## [Problem requirements]
From the ByteTrack setup notes below, extract word for word the passage that opens with the words "Of these, I" and closes with "the required packages.".

## [Extract]
____________________
Of these, I will copy and use only the bytetrack directory.

Copy bytetrack to my working directory ~/src/yollov8 as follows.

cp -r yolo_tracking/boxmot/bytetrack ~/src/yolov8

Caution: Some modifications to the code are required to use this directory alone. The modified code is on my github. Therefore, do not use mikel-brostrom's code directly, but use the modified code on my github.

Using the tracker is not difficult. You have to go through the following process:

Import the required packages.
Create a tracker object.
Put the YOLOV8 recognition result into the tracker's update function.

The update return value includes values such as bounding box information, tracker id, confidence, and class id.
____________________
## [Material provided]
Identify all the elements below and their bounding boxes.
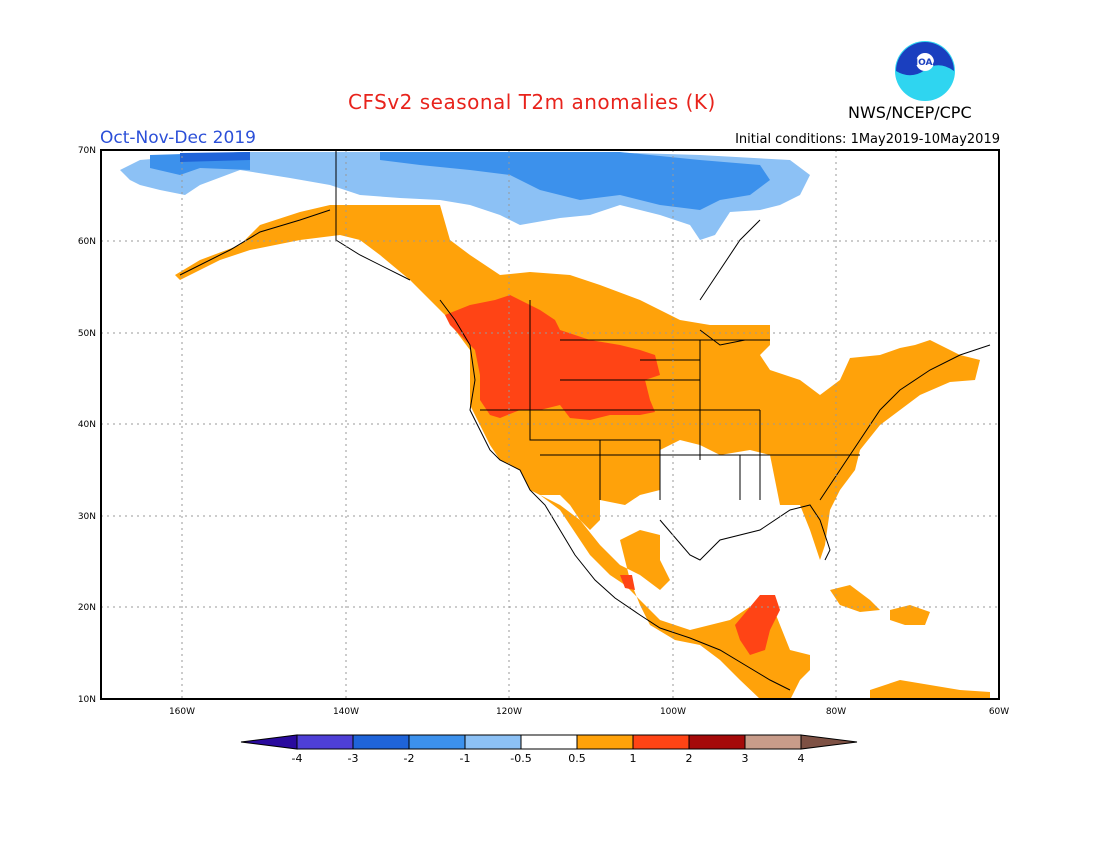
____________________
## [Exercise response]
Of these, I will copy and use only the bytetrack directory.

Copy bytetrack to my working directory ~/src/yollov8 as follows.

cp -r yolo_tracking/boxmot/bytetrack ~/src/yolov8

Caution: Some modifications to the code are required to use this directory alone. The modified code is on my github. Therefore, do not use mikel-brostrom's code directly, but use the modified code on my github.

Using the tracker is not difficult. You have to go through the following process:

Import the required packages.